▸ **Required work**:
Each line below must be set down exactly; omit any image you find.

▸ **Information shown**:
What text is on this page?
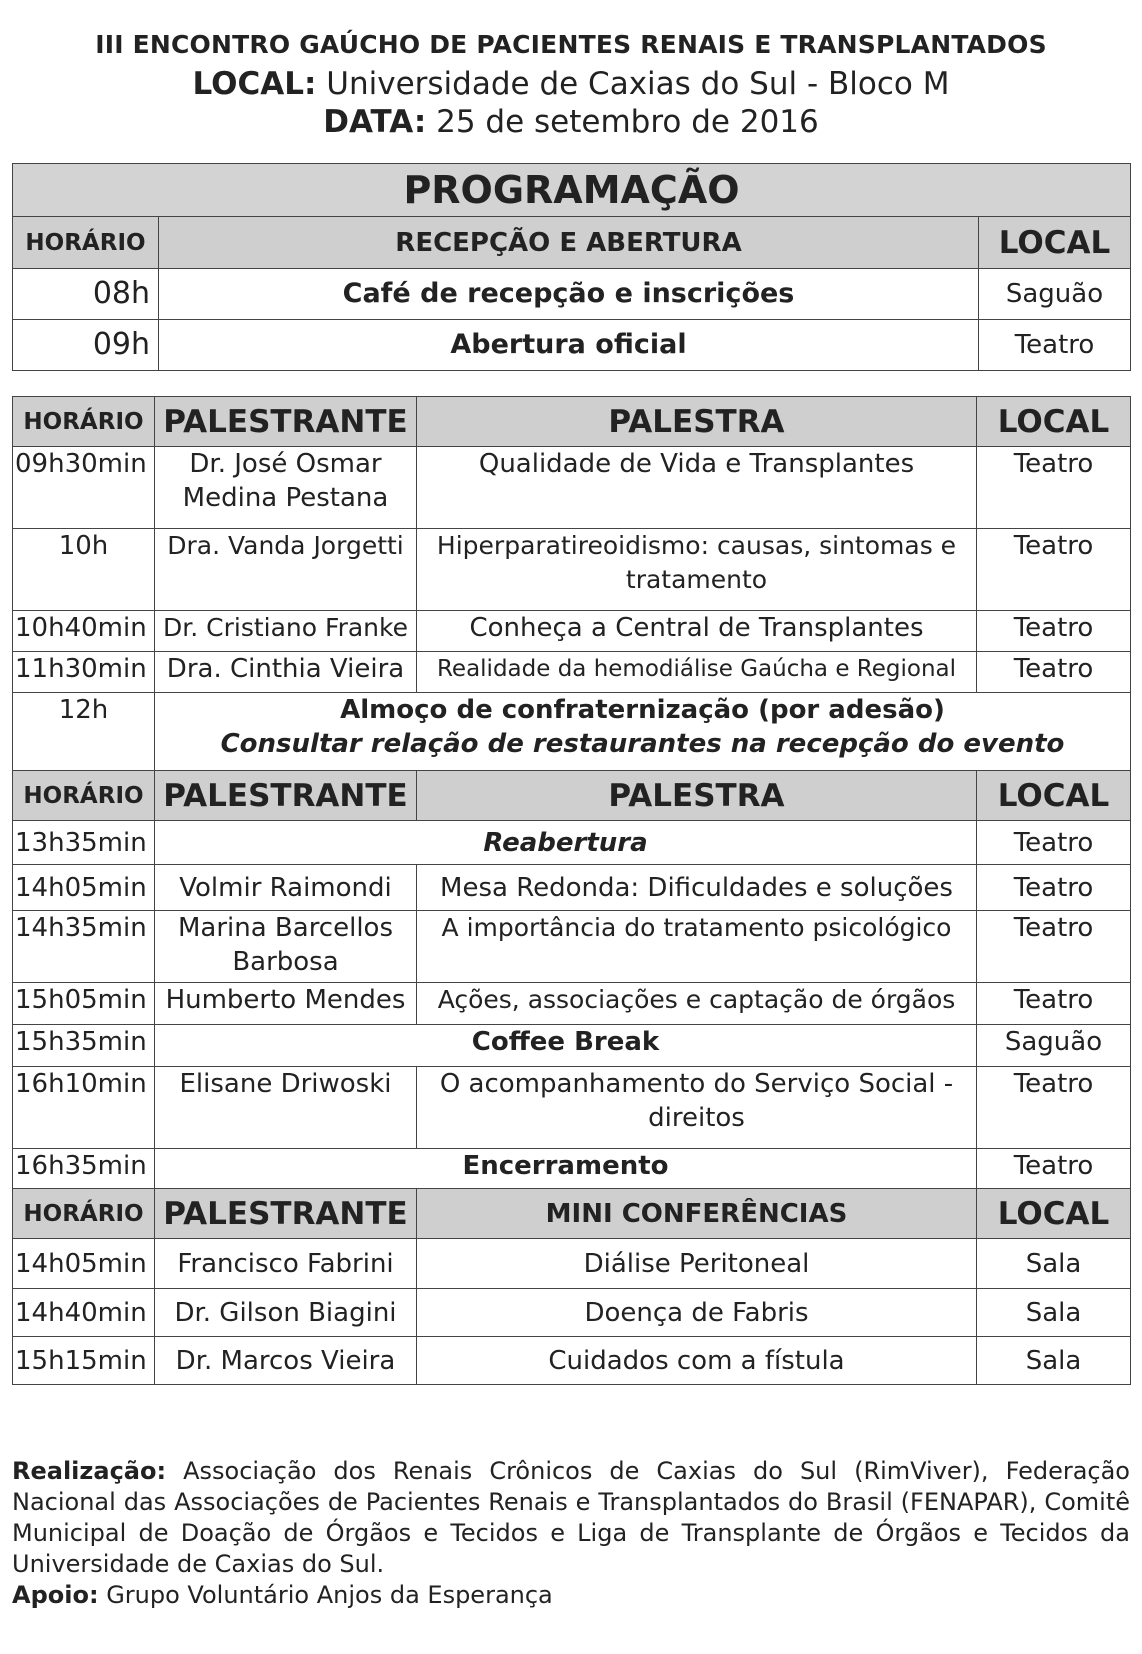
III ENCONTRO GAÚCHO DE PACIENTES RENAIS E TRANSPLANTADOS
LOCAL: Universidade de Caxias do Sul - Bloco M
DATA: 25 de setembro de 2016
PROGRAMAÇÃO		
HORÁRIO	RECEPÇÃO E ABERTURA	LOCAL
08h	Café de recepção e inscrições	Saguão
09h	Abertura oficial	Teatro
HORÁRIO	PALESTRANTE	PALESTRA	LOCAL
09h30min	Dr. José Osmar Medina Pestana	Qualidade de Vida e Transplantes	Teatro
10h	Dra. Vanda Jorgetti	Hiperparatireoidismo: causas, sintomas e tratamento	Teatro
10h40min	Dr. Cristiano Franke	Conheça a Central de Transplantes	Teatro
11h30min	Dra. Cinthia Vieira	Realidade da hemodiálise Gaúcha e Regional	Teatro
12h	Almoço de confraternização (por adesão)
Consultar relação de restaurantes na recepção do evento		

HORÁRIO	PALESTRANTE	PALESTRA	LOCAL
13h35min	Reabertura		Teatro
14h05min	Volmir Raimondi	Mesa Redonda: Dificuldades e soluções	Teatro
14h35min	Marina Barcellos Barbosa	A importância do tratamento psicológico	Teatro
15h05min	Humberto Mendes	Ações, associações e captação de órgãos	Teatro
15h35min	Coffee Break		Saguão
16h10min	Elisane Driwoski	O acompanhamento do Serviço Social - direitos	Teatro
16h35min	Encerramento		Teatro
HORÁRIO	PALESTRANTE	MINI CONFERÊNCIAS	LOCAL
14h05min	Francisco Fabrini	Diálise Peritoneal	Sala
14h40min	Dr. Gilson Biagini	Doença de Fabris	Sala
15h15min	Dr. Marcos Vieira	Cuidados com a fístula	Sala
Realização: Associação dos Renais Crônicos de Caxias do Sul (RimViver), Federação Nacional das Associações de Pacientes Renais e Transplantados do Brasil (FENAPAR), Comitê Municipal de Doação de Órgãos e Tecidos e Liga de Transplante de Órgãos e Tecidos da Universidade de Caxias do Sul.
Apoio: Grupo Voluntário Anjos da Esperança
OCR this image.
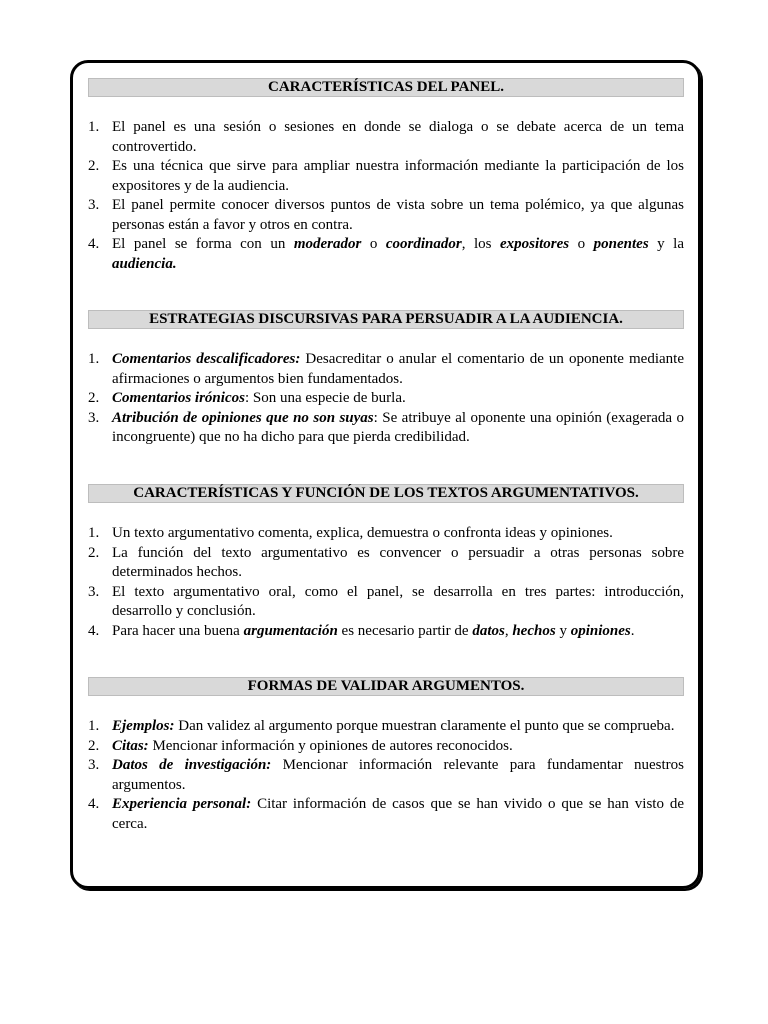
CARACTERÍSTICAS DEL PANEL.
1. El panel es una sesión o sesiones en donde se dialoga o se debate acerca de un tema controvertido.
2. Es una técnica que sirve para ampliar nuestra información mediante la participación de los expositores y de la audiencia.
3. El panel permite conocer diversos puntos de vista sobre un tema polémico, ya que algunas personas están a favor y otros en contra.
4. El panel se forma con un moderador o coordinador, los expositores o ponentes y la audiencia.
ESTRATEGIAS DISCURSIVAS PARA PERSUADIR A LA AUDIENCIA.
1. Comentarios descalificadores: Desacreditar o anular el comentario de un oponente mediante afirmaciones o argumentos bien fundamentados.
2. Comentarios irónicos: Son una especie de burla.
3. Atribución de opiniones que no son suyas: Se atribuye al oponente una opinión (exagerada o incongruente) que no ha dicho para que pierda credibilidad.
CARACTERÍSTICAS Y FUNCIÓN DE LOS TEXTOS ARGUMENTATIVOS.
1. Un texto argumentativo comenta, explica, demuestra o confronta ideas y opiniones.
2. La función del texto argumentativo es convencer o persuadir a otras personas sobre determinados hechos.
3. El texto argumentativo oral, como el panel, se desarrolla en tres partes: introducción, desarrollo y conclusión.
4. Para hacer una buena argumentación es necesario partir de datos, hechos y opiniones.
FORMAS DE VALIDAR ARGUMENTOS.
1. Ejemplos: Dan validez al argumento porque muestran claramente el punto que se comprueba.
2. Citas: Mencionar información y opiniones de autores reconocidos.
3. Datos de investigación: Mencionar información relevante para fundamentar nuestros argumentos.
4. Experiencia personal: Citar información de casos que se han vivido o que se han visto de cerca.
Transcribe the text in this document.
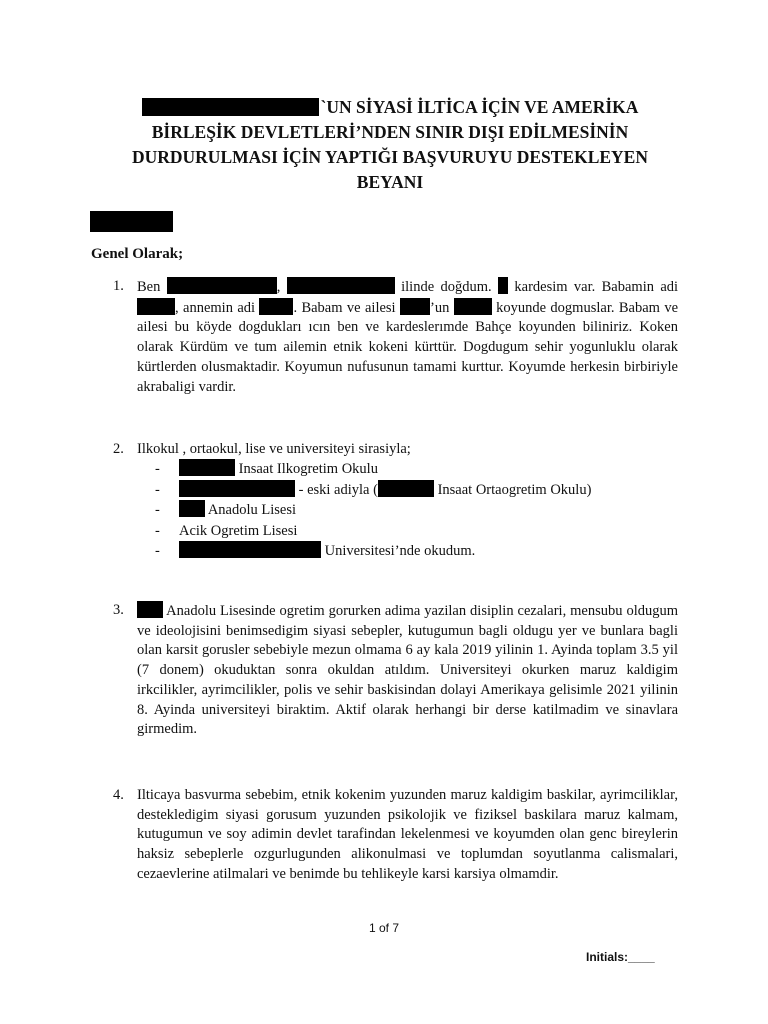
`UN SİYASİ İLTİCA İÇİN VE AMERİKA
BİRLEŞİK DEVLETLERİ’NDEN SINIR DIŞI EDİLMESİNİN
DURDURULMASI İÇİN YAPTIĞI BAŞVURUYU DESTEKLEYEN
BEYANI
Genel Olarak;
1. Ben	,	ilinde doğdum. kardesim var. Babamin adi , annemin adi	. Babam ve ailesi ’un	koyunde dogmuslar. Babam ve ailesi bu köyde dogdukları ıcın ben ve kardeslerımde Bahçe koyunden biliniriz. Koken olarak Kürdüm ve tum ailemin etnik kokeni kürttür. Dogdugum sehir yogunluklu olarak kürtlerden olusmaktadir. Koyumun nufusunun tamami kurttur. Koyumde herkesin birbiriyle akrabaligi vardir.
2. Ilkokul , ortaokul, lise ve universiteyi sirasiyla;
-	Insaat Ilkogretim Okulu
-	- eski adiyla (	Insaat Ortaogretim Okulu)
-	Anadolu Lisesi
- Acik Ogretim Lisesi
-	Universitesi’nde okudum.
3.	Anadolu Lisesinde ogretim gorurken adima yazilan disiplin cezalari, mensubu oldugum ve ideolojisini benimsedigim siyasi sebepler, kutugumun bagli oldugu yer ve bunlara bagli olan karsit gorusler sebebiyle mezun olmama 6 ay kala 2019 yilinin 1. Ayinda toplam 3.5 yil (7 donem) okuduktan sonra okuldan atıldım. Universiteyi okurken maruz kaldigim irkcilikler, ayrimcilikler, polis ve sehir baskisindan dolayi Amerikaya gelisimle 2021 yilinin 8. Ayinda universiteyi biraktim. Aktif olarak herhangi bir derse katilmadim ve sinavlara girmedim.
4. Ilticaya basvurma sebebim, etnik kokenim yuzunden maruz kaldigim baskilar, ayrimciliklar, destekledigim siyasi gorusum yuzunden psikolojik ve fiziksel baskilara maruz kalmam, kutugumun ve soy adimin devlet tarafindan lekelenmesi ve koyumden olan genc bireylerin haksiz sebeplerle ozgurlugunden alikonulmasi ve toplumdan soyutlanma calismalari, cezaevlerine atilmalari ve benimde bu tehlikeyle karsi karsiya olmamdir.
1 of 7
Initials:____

▸ **Result below**:
What text is on this page?
III ENCONTRO GAÚCHO DE PACIENTES RENAIS E TRANSPLANTADOS
LOCAL: Universidade de Caxias do Sul - Bloco M
DATA: 25 de setembro de 2016
PROGRAMAÇÃO		
HORÁRIO	RECEPÇÃO E ABERTURA	LOCAL
08h	Café de recepção e inscrições	Saguão
09h	Abertura oficial	Teatro
HORÁRIO	PALESTRANTE	PALESTRA	LOCAL
09h30min	Dr. José Osmar Medina Pestana	Qualidade de Vida e Transplantes	Teatro
10h	Dra. Vanda Jorgetti	Hiperparatireoidismo: causas, sintomas e tratamento	Teatro
10h40min	Dr. Cristiano Franke	Conheça a Central de Transplantes	Teatro
11h30min	Dra. Cinthia Vieira	Realidade da hemodiálise Gaúcha e Regional	Teatro
12h	Almoço de confraternização (por adesão)
Consultar relação de restaurantes na recepção do evento		

HORÁRIO	PALESTRANTE	PALESTRA	LOCAL
13h35min	Reabertura		Teatro
14h05min	Volmir Raimondi	Mesa Redonda: Dificuldades e soluções	Teatro
14h35min	Marina Barcellos Barbosa	A importância do tratamento psicológico	Teatro
15h05min	Humberto Mendes	Ações, associações e captação de órgãos	Teatro
15h35min	Coffee Break		Saguão
16h10min	Elisane Driwoski	O acompanhamento do Serviço Social - direitos	Teatro
16h35min	Encerramento		Teatro
HORÁRIO	PALESTRANTE	MINI CONFERÊNCIAS	LOCAL
14h05min	Francisco Fabrini	Diálise Peritoneal	Sala
14h40min	Dr. Gilson Biagini	Doença de Fabris	Sala
15h15min	Dr. Marcos Vieira	Cuidados com a fístula	Sala
Realização: Associação dos Renais Crônicos de Caxias do Sul (RimViver), Federação Nacional das Associações de Pacientes Renais e Transplantados do Brasil (FENAPAR), Comitê Municipal de Doação de Órgãos e Tecidos e Liga de Transplante de Órgãos e Tecidos da Universidade de Caxias do Sul.
Apoio: Grupo Voluntário Anjos da Esperança
OCR this image.
CARACTERÍSTICAS DEL PANEL.
1. El panel es una sesión o sesiones en donde se dialoga o se debate acerca de un tema controvertido.
2. Es una técnica que sirve para ampliar nuestra información mediante la participación de los expositores y de la audiencia.
3. El panel permite conocer diversos puntos de vista sobre un tema polémico, ya que algunas personas están a favor y otros en contra.
4. El panel se forma con un moderador o coordinador, los expositores o ponentes y la audiencia.
ESTRATEGIAS DISCURSIVAS PARA PERSUADIR A LA AUDIENCIA.
1. Comentarios descalificadores: Desacreditar o anular el comentario de un oponente mediante afirmaciones o argumentos bien fundamentados.
2. Comentarios irónicos: Son una especie de burla.
3. Atribución de opiniones que no son suyas: Se atribuye al oponente una opinión (exagerada o incongruente) que no ha dicho para que pierda credibilidad.
CARACTERÍSTICAS Y FUNCIÓN DE LOS TEXTOS ARGUMENTATIVOS.
1. Un texto argumentativo comenta, explica, demuestra o confronta ideas y opiniones.
2. La función del texto argumentativo es convencer o persuadir a otras personas sobre determinados hechos.
3. El texto argumentativo oral, como el panel, se desarrolla en tres partes: introducción, desarrollo y conclusión.
4. Para hacer una buena argumentación es necesario partir de datos, hechos y opiniones.
FORMAS DE VALIDAR ARGUMENTOS.
1. Ejemplos: Dan validez al argumento porque muestran claramente el punto que se comprueba.
2. Citas: Mencionar información y opiniones de autores reconocidos.
3. Datos de investigación: Mencionar información relevante para fundamentar nuestros argumentos.
4. Experiencia personal: Citar información de casos que se han vivido o que se han visto de cerca.
Transcribe the text in this document.
`UN SİYASİ İLTİCA İÇİN VE AMERİKA
BİRLEŞİK DEVLETLERİ’NDEN SINIR DIŞI EDİLMESİNİN
DURDURULMASI İÇİN YAPTIĞI BAŞVURUYU DESTEKLEYEN
BEYANI
Genel Olarak;
1. Ben	,	ilinde doğdum. kardesim var. Babamin adi , annemin adi	. Babam ve ailesi ’un	koyunde dogmuslar. Babam ve ailesi bu köyde dogdukları ıcın ben ve kardeslerımde Bahçe koyunden biliniriz. Koken olarak Kürdüm ve tum ailemin etnik kokeni kürttür. Dogdugum sehir yogunluklu olarak kürtlerden olusmaktadir. Koyumun nufusunun tamami kurttur. Koyumde herkesin birbiriyle akrabaligi vardir.
2. Ilkokul , ortaokul, lise ve universiteyi sirasiyla;
-	Insaat Ilkogretim Okulu
-	- eski adiyla (	Insaat Ortaogretim Okulu)
-	Anadolu Lisesi
- Acik Ogretim Lisesi
-	Universitesi’nde okudum.
3.	Anadolu Lisesinde ogretim gorurken adima yazilan disiplin cezalari, mensubu oldugum ve ideolojisini benimsedigim siyasi sebepler, kutugumun bagli oldugu yer ve bunlara bagli olan karsit gorusler sebebiyle mezun olmama 6 ay kala 2019 yilinin 1. Ayinda toplam 3.5 yil (7 donem) okuduktan sonra okuldan atıldım. Universiteyi okurken maruz kaldigim irkcilikler, ayrimcilikler, polis ve sehir baskisindan dolayi Amerikaya gelisimle 2021 yilinin 8. Ayinda universiteyi biraktim. Aktif olarak herhangi bir derse katilmadim ve sinavlara girmedim.
4. Ilticaya basvurma sebebim, etnik kokenim yuzunden maruz kaldigim baskilar, ayrimciliklar, destekledigim siyasi gorusum yuzunden psikolojik ve fiziksel baskilara maruz kalmam, kutugumun ve soy adimin devlet tarafindan lekelenmesi ve koyumden olan genc bireylerin haksiz sebeplerle ozgurlugunden alikonulmasi ve toplumdan soyutlanma calismalari, cezaevlerine atilmalari ve benimde bu tehlikeyle karsi karsiya olmamdir.
1 of 7
Initials:____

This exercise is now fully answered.